> What the exercise asks:
Whenever a line contains the string "text", copy it out of the entries.
======== Data records
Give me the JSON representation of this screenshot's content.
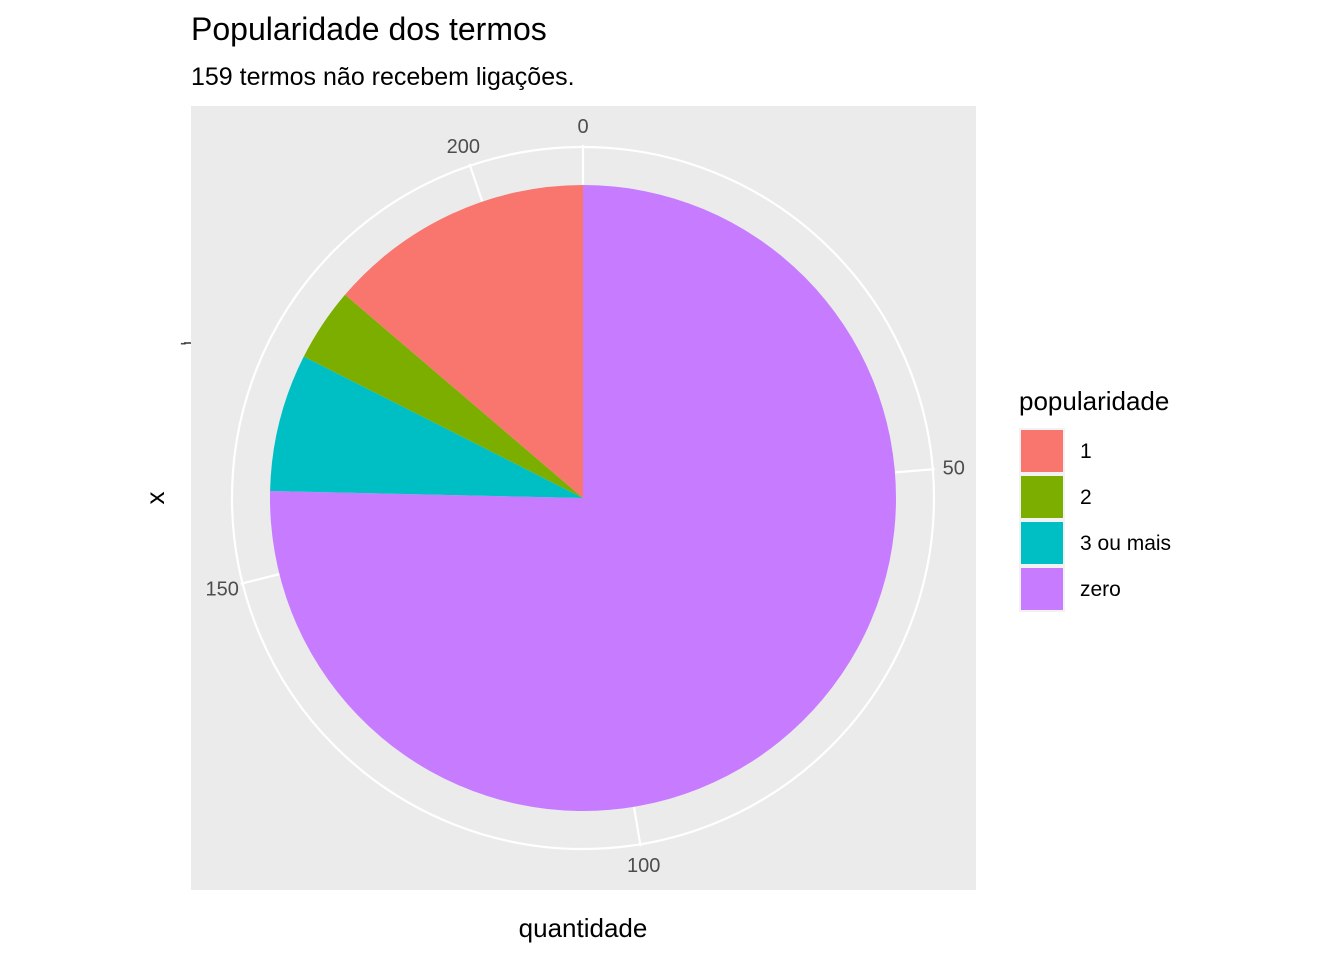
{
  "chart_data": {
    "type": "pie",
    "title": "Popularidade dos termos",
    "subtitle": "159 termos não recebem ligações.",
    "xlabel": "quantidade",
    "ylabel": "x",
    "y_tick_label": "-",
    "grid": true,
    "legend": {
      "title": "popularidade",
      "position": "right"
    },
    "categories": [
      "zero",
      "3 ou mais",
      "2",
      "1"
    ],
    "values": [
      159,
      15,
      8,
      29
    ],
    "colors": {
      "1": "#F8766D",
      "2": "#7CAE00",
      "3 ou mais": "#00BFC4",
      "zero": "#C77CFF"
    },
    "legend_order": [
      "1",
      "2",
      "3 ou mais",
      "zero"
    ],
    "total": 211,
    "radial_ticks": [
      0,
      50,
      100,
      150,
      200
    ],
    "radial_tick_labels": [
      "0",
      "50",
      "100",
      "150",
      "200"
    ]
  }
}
================
======== Data records
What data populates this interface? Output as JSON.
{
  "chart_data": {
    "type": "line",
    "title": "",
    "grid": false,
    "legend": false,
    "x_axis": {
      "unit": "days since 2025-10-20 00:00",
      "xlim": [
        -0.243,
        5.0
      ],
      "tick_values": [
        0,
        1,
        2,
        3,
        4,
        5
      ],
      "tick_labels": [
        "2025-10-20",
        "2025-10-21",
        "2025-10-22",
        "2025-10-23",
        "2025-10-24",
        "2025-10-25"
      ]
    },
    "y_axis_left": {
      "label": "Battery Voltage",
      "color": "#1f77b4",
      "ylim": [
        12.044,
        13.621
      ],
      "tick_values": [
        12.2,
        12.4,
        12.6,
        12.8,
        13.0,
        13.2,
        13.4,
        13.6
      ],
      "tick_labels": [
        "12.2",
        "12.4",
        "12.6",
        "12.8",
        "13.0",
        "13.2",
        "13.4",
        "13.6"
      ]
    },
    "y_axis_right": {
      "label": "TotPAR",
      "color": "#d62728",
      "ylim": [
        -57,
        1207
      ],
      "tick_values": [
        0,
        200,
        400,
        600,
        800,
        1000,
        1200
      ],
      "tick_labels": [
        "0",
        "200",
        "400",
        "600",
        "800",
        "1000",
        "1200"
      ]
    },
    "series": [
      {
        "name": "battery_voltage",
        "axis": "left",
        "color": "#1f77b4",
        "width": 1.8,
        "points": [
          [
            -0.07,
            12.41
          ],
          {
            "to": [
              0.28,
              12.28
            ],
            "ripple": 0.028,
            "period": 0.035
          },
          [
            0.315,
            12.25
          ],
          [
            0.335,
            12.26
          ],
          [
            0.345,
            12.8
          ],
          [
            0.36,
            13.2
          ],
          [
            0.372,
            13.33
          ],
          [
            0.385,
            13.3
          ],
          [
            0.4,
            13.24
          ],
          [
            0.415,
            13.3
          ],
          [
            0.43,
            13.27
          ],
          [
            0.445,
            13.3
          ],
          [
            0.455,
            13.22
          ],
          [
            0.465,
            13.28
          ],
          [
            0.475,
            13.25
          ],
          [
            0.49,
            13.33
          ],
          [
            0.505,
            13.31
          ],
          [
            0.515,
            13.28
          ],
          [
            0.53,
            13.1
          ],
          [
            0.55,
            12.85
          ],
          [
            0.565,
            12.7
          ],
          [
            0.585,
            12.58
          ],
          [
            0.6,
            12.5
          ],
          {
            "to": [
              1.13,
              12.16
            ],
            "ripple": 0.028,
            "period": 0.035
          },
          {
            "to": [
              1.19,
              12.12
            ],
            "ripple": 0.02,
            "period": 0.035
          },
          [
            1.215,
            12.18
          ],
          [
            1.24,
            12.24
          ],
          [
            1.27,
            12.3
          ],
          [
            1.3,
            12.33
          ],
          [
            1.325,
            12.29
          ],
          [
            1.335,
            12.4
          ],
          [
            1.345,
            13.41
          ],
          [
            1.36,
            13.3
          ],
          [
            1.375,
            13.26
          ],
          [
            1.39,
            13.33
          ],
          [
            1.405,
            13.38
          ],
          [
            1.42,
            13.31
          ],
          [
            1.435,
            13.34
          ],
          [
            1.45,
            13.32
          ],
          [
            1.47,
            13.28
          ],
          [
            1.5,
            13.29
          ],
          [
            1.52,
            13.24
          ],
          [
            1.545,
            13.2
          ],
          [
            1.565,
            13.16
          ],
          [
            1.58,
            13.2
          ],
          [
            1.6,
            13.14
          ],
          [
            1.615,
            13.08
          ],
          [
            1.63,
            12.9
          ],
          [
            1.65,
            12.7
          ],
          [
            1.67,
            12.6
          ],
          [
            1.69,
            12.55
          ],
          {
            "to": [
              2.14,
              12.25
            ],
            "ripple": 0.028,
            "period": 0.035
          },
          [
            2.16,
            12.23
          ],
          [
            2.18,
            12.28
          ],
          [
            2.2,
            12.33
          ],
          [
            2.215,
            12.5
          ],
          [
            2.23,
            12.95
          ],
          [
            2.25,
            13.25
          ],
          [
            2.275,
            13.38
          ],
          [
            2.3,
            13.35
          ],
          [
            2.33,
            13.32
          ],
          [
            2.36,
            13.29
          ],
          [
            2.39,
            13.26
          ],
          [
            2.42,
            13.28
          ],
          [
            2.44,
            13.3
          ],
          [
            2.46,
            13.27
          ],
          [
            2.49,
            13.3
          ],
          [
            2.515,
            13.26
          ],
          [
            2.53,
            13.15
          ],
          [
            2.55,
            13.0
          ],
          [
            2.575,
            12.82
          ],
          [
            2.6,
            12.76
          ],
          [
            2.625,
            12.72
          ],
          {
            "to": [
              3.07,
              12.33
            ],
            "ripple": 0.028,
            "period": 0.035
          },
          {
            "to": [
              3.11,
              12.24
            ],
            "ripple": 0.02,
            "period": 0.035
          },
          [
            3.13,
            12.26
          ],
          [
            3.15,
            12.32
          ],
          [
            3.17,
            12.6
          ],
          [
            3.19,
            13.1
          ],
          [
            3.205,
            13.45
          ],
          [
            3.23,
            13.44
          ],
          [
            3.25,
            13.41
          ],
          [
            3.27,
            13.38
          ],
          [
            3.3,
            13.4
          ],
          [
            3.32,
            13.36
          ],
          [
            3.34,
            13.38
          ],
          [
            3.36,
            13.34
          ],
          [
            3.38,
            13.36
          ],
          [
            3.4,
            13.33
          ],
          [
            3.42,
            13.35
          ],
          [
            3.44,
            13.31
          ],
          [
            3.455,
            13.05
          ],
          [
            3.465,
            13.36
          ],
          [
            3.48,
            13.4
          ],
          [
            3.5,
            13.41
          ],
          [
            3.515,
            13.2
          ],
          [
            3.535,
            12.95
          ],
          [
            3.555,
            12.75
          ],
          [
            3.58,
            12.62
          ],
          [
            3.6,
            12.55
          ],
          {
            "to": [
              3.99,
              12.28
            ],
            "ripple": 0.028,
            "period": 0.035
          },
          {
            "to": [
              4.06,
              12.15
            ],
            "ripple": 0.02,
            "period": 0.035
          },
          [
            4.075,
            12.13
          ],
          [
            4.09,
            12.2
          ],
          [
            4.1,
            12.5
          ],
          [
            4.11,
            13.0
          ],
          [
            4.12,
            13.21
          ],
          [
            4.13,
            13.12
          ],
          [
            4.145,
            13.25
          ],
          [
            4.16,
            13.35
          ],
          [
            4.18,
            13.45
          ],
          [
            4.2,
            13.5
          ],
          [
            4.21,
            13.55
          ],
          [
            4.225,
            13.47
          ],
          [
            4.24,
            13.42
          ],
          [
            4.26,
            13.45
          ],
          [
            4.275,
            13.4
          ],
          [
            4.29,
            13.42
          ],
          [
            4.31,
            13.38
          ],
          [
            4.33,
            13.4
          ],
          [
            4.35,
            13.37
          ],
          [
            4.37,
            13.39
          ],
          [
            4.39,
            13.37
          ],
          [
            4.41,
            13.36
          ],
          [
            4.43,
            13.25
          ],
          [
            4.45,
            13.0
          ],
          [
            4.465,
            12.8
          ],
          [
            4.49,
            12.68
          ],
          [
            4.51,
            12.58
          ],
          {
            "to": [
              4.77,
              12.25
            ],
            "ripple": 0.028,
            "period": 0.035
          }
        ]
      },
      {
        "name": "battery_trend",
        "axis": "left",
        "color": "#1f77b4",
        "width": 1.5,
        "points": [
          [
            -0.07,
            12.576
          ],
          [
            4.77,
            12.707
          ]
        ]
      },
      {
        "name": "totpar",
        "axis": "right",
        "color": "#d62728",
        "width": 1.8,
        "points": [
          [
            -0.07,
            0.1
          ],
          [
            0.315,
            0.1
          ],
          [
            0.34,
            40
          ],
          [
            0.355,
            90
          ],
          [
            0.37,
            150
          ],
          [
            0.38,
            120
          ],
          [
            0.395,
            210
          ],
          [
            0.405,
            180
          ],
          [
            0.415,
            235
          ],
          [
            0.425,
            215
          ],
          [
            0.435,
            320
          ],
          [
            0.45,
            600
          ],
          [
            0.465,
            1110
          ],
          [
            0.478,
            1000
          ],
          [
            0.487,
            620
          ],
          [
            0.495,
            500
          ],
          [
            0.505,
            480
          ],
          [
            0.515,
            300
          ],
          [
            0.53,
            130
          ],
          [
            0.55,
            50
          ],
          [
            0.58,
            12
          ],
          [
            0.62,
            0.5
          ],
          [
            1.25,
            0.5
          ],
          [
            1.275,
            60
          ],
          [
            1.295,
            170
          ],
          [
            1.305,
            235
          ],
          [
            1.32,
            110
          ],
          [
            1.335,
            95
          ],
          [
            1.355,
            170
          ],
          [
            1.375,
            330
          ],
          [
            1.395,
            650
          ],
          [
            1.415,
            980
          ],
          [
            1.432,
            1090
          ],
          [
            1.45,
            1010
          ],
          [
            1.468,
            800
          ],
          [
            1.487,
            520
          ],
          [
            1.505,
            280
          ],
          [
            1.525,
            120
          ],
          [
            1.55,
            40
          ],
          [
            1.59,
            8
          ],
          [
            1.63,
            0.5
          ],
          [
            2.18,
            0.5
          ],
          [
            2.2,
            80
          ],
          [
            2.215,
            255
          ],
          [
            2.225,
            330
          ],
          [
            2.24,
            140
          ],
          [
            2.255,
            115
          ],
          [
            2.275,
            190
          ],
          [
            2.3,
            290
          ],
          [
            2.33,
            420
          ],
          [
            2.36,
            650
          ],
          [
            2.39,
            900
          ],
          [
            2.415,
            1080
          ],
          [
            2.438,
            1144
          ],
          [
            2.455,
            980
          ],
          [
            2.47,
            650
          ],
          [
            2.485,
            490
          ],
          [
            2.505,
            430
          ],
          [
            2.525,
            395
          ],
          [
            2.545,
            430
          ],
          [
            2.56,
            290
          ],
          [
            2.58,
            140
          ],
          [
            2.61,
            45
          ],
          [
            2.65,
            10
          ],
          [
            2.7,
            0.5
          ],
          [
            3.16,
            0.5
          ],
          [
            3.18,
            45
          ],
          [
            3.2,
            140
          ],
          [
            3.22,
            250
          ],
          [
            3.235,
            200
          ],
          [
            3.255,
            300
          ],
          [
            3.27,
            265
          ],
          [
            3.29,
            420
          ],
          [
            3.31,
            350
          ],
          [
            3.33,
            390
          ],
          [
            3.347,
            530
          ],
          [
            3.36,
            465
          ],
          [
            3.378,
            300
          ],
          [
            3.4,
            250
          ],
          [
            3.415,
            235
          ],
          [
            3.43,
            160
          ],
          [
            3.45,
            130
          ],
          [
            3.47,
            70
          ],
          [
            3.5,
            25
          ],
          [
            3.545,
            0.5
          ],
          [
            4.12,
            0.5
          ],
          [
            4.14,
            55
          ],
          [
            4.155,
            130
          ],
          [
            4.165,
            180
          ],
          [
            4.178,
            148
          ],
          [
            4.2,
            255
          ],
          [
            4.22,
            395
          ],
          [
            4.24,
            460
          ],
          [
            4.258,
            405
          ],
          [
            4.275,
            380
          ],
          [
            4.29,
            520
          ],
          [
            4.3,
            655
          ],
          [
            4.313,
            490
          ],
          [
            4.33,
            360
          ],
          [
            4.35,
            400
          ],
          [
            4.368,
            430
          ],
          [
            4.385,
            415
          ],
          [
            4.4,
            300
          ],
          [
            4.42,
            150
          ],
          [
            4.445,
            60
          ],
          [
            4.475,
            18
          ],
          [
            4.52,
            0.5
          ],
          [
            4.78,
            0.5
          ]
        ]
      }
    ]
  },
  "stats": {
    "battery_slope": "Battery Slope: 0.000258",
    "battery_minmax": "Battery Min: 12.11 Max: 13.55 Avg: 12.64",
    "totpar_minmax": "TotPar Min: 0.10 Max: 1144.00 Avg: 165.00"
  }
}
================
======== Data records
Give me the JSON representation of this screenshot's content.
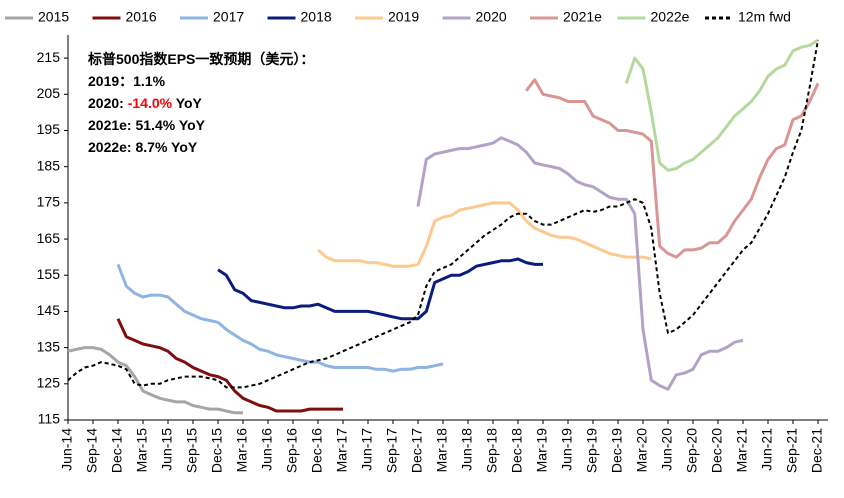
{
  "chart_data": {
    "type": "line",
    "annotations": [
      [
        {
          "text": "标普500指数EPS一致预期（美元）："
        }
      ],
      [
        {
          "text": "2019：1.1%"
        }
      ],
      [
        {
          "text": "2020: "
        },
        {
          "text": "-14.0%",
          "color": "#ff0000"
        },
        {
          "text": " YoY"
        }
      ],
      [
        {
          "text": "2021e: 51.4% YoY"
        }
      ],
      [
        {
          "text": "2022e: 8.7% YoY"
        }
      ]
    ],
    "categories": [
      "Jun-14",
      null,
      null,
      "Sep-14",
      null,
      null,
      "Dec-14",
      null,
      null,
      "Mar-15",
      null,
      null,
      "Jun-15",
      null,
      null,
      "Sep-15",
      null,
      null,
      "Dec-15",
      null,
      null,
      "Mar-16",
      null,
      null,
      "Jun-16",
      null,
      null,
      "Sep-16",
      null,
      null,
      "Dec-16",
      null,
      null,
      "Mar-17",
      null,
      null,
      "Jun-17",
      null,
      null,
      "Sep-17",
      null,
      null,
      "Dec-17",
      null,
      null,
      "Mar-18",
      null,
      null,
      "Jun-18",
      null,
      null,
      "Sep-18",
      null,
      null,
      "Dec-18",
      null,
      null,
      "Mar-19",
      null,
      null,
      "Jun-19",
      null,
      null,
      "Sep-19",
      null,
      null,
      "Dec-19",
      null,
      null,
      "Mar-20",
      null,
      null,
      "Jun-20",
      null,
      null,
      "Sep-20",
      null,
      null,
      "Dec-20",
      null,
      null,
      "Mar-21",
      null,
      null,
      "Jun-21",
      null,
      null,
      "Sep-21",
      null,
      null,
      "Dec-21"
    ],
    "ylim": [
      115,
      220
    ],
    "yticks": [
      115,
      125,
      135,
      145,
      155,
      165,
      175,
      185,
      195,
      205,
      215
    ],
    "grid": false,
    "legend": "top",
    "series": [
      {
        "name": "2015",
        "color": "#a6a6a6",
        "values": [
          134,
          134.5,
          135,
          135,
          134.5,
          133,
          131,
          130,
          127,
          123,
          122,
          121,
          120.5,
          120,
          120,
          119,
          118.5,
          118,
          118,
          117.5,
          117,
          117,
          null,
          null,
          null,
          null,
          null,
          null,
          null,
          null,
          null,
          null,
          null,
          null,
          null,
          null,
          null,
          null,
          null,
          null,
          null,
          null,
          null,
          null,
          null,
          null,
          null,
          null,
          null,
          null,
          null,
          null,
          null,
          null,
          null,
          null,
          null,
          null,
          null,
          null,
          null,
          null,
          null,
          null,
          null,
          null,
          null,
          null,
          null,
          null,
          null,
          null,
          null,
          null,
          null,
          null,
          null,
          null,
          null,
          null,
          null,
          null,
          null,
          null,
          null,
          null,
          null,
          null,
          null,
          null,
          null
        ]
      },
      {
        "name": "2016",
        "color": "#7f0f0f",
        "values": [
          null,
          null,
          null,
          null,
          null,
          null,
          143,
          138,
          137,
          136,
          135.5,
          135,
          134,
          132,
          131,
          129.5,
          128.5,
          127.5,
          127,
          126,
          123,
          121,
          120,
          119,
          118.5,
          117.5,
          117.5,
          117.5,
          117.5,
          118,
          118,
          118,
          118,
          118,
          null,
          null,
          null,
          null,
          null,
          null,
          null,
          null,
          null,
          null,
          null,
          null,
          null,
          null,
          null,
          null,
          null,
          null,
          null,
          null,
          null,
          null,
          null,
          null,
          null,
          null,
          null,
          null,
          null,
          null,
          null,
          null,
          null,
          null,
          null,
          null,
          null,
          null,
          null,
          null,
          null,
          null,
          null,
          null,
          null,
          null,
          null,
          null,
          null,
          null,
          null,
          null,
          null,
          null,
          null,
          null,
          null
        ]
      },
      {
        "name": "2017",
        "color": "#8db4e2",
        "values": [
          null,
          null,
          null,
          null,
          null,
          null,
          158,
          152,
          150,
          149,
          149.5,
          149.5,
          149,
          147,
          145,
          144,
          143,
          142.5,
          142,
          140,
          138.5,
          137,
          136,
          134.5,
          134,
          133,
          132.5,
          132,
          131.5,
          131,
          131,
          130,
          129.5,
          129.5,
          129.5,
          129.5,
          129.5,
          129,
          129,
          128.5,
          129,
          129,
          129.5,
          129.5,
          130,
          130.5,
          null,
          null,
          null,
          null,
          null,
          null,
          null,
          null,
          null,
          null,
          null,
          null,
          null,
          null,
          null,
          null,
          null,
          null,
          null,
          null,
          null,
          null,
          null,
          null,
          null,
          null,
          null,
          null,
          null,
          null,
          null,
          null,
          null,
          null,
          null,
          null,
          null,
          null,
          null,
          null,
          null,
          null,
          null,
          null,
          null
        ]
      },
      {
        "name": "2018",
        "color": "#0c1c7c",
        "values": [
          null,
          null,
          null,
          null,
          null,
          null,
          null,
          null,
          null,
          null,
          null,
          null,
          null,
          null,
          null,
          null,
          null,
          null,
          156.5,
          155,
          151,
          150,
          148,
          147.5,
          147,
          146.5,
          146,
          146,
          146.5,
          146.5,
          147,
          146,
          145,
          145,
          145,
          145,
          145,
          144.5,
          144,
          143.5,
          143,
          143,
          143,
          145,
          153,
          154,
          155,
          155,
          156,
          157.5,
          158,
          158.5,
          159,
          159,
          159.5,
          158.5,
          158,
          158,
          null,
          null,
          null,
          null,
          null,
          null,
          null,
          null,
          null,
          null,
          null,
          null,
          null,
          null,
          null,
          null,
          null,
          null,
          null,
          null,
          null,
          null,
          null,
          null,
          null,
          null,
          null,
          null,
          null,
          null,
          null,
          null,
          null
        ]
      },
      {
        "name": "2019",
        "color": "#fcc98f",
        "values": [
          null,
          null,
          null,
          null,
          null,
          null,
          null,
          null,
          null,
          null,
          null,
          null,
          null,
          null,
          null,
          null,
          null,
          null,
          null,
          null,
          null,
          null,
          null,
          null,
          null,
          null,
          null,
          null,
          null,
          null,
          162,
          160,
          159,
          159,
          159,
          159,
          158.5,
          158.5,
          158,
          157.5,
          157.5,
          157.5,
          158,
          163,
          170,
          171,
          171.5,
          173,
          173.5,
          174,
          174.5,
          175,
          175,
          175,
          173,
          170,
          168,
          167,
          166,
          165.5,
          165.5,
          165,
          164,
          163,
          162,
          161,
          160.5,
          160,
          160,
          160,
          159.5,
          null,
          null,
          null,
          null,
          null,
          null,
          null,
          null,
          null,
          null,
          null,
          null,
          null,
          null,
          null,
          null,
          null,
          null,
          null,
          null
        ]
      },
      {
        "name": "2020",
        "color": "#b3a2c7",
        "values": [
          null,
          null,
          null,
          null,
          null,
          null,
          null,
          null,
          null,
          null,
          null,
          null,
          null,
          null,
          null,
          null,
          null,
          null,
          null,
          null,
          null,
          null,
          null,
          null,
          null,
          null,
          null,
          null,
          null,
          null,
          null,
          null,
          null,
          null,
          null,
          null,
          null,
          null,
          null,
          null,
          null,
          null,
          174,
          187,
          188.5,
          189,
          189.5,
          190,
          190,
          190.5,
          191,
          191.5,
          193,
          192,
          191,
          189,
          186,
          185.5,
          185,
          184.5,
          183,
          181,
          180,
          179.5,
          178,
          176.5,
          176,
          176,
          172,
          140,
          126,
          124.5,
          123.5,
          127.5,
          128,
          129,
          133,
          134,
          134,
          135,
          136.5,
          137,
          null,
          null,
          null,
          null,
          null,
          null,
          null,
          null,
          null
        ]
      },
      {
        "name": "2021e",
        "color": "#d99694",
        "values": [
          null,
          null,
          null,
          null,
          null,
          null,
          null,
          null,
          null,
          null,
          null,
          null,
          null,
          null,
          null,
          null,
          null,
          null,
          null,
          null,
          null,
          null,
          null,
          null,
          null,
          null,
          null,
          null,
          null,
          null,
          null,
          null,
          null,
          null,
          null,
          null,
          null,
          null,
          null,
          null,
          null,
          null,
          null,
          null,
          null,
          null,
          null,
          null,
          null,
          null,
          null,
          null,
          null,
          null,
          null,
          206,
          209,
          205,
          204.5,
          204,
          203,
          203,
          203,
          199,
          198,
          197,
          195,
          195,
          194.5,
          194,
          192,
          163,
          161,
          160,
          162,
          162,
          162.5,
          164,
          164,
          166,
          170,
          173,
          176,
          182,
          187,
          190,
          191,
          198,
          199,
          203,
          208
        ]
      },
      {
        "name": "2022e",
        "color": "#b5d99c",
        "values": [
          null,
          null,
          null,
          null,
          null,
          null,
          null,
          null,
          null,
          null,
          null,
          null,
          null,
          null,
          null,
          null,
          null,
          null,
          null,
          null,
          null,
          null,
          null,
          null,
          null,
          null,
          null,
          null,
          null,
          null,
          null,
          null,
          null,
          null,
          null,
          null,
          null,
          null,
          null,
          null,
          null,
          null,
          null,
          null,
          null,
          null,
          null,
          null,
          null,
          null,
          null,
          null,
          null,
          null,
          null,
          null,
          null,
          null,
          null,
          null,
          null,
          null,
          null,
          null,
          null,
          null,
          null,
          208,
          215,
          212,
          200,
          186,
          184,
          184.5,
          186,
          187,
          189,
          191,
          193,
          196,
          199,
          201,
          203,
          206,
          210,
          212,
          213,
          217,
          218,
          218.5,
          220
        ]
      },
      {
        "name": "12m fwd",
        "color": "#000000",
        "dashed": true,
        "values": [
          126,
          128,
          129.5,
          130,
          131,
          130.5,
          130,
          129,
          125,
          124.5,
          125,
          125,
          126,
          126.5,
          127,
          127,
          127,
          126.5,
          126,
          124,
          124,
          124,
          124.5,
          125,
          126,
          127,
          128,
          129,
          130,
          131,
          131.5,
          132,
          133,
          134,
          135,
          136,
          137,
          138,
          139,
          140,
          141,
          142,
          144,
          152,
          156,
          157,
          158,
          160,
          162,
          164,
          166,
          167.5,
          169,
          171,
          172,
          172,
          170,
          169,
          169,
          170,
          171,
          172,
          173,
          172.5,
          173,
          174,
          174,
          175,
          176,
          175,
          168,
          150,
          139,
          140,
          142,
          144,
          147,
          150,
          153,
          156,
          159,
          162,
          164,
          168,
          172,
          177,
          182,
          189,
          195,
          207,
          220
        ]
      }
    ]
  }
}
================
> Final result:
          "text": "标普500指数EPS一致预期（美元）："
          "text": "2019：1.1%"
          "text": "2020: "
          "text": "-14.0%",
          "text": " YoY"
          "text": "2021e: 51.4% YoY"
          "text": "2022e: 8.7% YoY"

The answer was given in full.